### [Task prompt]
Retype the whole listing verbatim and keep the pictures out of it.
---------- Provided records ----------
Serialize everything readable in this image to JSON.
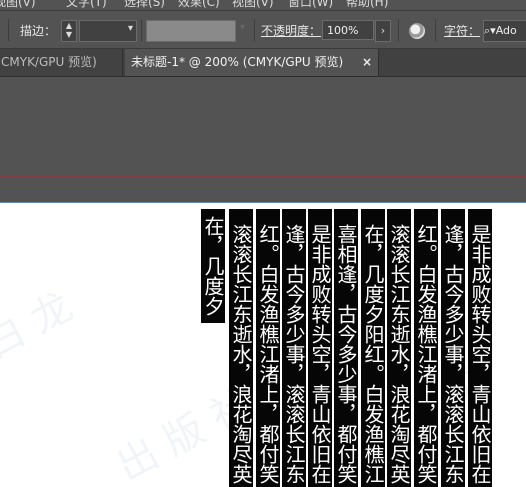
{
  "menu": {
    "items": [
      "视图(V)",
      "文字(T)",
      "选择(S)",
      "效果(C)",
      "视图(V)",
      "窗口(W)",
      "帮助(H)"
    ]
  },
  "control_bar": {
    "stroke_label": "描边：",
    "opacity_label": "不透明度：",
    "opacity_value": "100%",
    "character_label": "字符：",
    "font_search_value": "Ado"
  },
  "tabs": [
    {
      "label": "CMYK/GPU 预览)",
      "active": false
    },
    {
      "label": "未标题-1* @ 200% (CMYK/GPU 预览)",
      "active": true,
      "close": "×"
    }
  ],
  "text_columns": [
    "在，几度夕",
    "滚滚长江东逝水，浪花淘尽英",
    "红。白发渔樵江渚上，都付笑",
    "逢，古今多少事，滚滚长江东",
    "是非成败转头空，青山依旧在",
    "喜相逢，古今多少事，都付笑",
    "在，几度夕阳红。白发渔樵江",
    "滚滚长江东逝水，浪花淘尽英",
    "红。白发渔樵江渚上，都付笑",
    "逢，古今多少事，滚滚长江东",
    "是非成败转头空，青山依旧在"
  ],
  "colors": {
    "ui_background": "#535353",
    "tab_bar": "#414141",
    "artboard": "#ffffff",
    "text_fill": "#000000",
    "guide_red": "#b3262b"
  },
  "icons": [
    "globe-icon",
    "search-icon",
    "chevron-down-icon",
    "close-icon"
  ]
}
----------
### [Written response]
Serialize everything readable in this image to JSON.
{
  "menu": {
    "items": [
      "视图(V)",
      "文字(T)",
      "选择(S)",
      "效果(C)",
      "视图(V)",
      "窗口(W)",
      "帮助(H)"
    ]
  },
  "control_bar": {
    "stroke_label": "描边：",
    "opacity_label": "不透明度：",
    "opacity_value": "100%",
    "character_label": "字符：",
    "font_search_value": "Ado"
  },
  "tabs": [
    {
      "label": "CMYK/GPU 预览)",
      "active": false
    },
    {
      "label": "未标题-1* @ 200% (CMYK/GPU 预览)",
      "active": true,
      "close": "×"
    }
  ],
  "text_columns": [
    "在，几度夕",
    "滚滚长江东逝水，浪花淘尽英",
    "红。白发渔樵江渚上，都付笑",
    "逢，古今多少事，滚滚长江东",
    "是非成败转头空，青山依旧在",
    "喜相逢，古今多少事，都付笑",
    "在，几度夕阳红。白发渔樵江",
    "滚滚长江东逝水，浪花淘尽英",
    "红。白发渔樵江渚上，都付笑",
    "逢，古今多少事，滚滚长江东",
    "是非成败转头空，青山依旧在"
  ],
  "colors": {
    "ui_background": "#535353",
    "tab_bar": "#414141",
    "artboard": "#ffffff",
    "text_fill": "#000000",
    "guide_red": "#b3262b"
  },
  "icons": [
    "globe-icon",
    "search-icon",
    "chevron-down-icon",
    "close-icon"
  ]
}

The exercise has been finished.